------ Record set ------

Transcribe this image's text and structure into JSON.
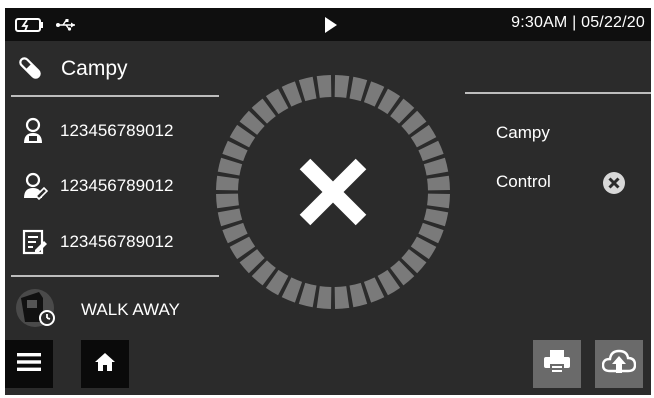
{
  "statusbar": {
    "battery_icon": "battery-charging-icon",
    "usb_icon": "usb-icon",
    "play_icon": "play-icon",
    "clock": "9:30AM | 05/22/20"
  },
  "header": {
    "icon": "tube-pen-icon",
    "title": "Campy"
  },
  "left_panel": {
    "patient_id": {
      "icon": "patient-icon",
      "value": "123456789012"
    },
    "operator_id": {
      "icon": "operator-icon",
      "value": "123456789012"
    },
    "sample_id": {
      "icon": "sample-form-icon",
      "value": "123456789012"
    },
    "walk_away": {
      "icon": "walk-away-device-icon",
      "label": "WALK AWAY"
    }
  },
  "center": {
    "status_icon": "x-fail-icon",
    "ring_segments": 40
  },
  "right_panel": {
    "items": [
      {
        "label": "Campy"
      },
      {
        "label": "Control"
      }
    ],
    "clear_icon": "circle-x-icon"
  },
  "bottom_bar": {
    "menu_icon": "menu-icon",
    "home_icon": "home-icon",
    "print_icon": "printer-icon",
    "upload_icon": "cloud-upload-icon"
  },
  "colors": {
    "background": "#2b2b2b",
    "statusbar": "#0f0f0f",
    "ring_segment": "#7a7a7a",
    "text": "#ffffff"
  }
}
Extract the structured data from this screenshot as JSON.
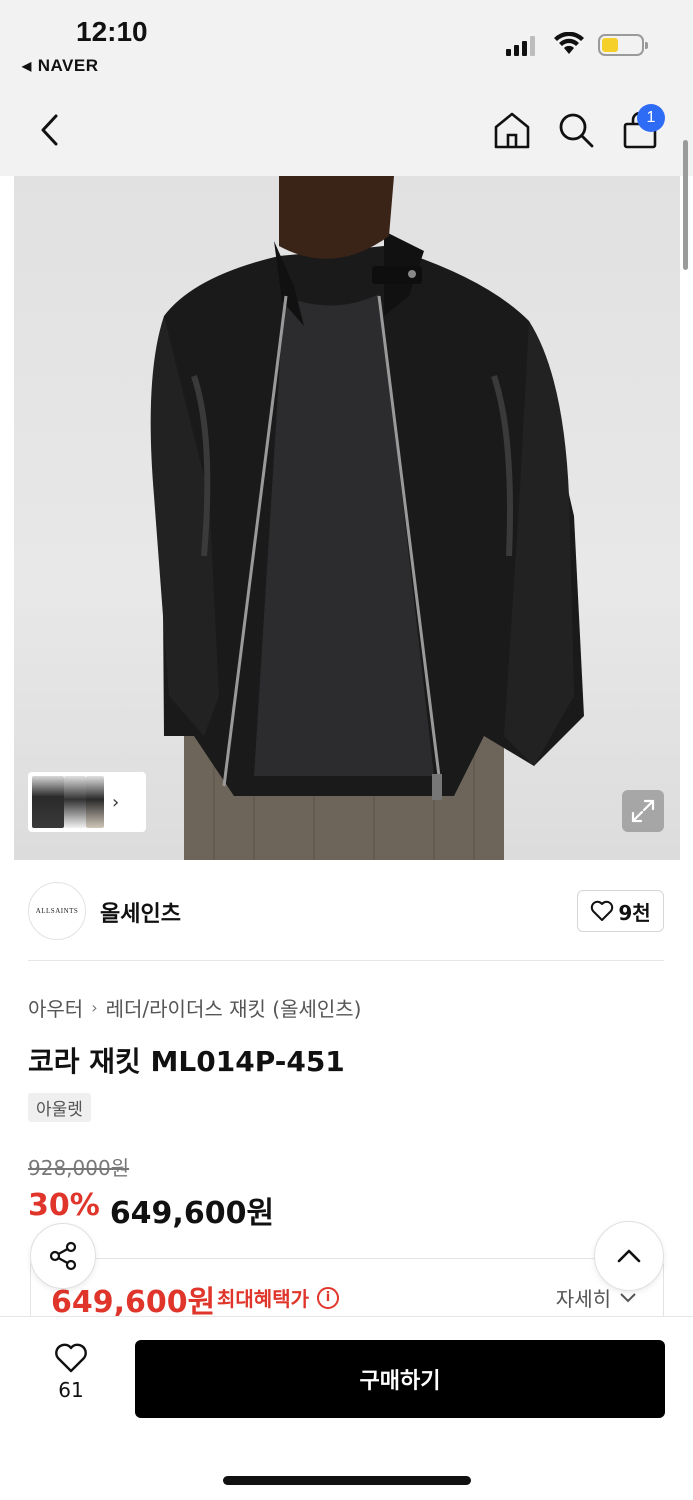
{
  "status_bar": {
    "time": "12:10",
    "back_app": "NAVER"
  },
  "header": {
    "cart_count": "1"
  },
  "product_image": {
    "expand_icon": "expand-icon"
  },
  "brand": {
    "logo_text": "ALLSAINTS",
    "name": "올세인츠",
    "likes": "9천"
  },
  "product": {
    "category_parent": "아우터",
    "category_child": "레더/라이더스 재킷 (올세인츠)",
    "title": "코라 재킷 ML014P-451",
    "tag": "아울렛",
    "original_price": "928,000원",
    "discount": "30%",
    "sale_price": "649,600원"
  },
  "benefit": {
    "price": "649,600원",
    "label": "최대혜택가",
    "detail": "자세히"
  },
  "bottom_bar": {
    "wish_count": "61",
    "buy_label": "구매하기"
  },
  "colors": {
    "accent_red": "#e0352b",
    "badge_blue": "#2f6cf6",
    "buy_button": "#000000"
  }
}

------
------ Record set ------

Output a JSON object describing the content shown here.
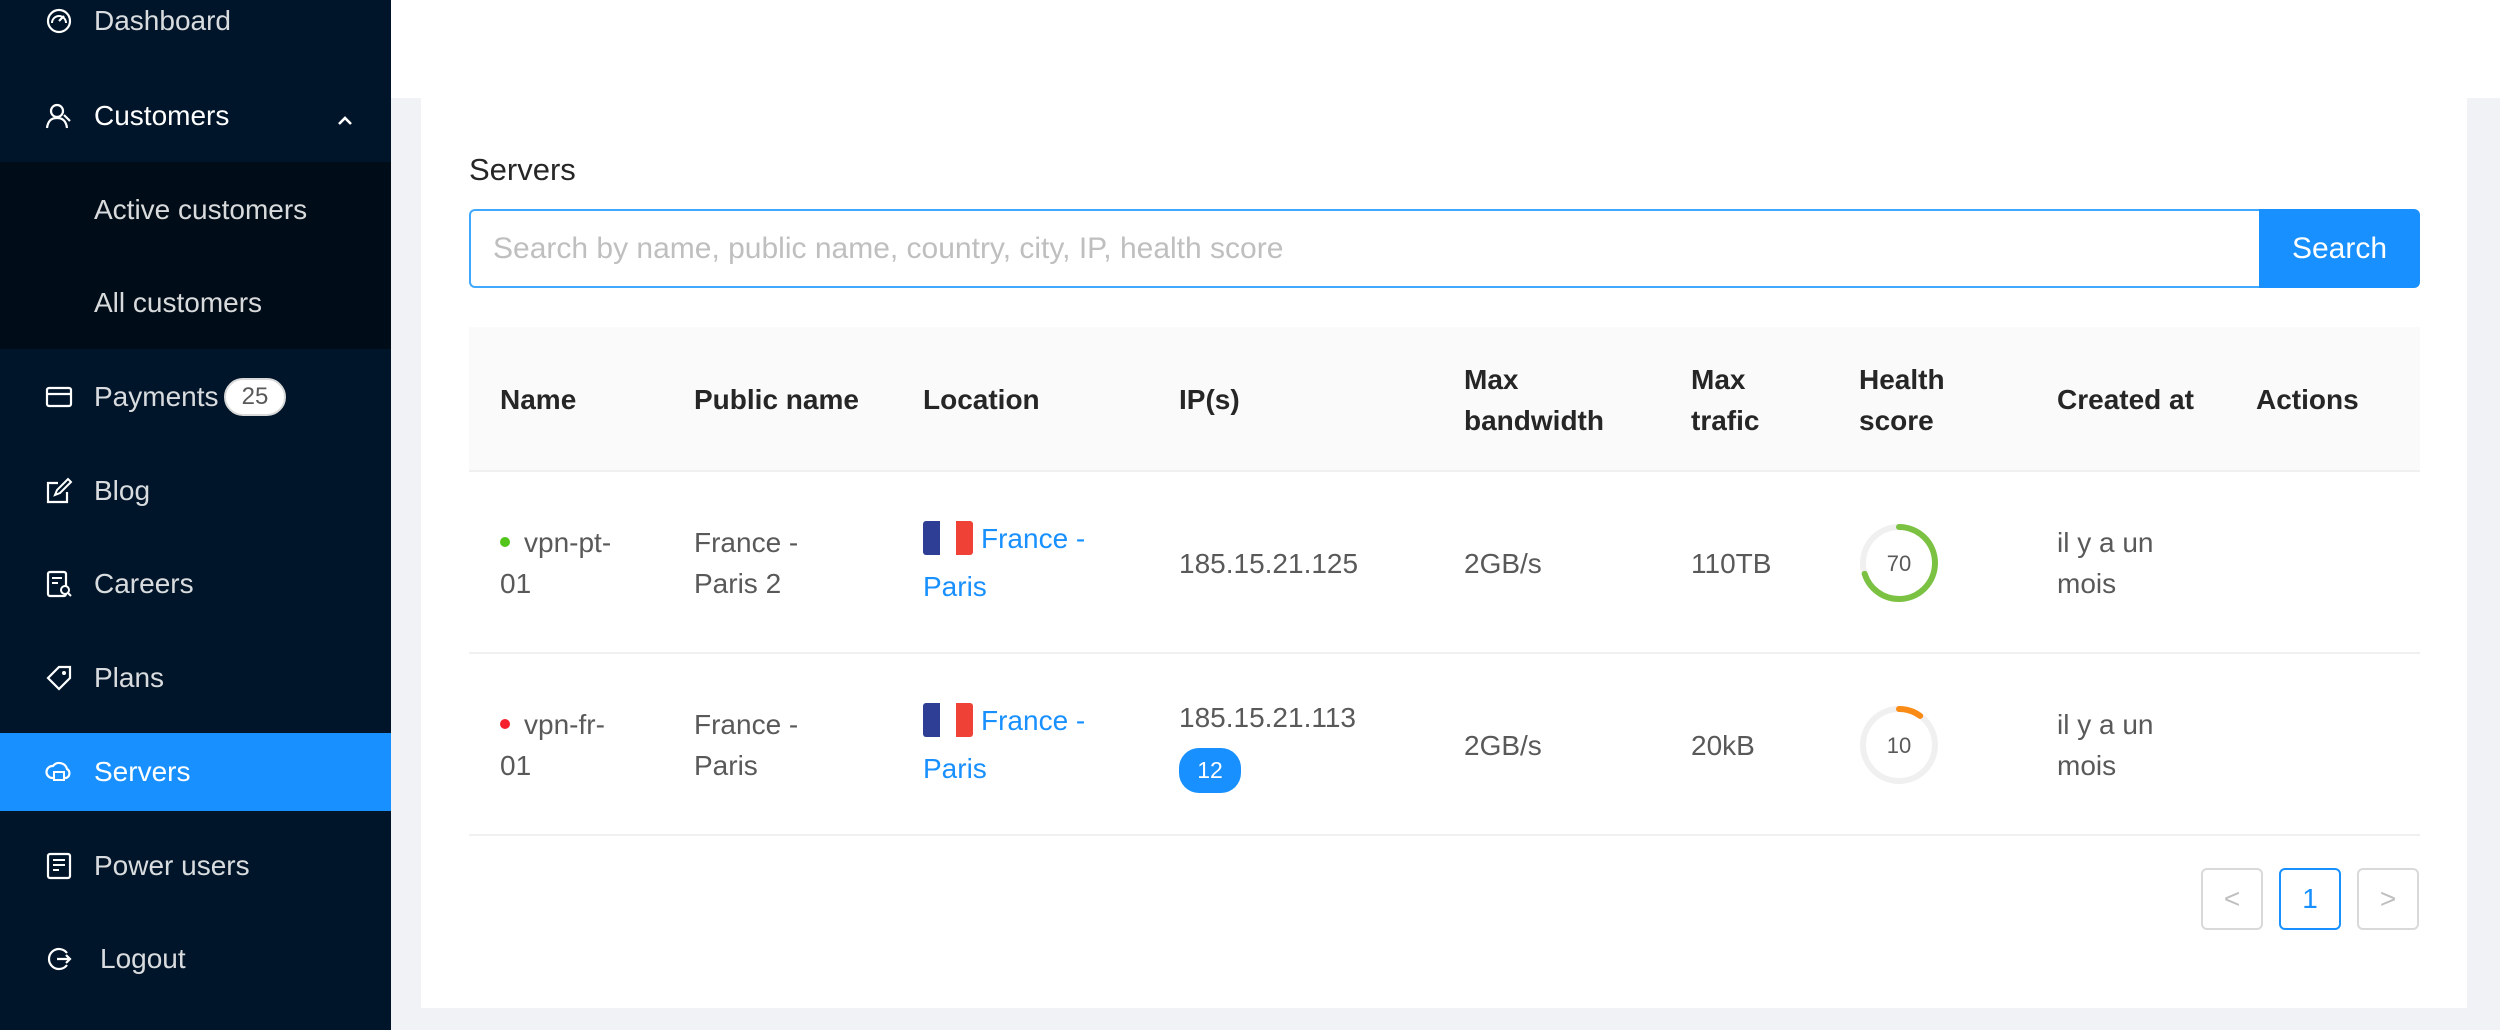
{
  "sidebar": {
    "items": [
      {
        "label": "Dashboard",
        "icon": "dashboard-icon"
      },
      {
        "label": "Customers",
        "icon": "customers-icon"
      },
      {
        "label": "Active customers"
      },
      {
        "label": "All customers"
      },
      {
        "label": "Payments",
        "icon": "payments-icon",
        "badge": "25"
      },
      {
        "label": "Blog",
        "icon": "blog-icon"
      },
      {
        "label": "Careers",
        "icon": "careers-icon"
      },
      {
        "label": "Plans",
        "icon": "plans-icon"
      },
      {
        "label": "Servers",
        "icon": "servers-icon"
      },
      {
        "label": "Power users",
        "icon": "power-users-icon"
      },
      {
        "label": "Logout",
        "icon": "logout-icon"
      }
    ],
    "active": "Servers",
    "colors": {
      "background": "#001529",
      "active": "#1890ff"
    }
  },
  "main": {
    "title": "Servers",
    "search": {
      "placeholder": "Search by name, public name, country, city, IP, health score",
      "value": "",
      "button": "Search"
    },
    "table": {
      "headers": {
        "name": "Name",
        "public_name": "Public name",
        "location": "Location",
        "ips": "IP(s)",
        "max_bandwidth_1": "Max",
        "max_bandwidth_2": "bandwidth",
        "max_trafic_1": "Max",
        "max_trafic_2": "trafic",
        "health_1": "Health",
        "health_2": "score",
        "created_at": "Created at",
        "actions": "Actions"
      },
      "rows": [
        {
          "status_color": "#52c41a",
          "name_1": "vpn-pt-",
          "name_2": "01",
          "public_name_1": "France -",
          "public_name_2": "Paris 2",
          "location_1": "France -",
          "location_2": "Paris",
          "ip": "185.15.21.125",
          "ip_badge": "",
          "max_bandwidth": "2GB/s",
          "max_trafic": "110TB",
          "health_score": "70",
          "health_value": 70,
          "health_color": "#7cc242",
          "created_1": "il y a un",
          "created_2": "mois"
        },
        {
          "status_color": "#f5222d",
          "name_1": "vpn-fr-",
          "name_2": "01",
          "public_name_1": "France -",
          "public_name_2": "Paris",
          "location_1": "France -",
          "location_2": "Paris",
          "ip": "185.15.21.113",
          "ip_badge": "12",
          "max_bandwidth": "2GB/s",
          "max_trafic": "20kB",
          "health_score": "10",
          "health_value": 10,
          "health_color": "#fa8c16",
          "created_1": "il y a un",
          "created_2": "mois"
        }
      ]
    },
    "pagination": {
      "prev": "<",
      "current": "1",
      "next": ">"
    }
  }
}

------

» **Problem requirements**
Gather each line that holds "this".

» **Task response**
Transcribe this image's text and structure into JSON.
Extract the structured data from this screenshot as JSON.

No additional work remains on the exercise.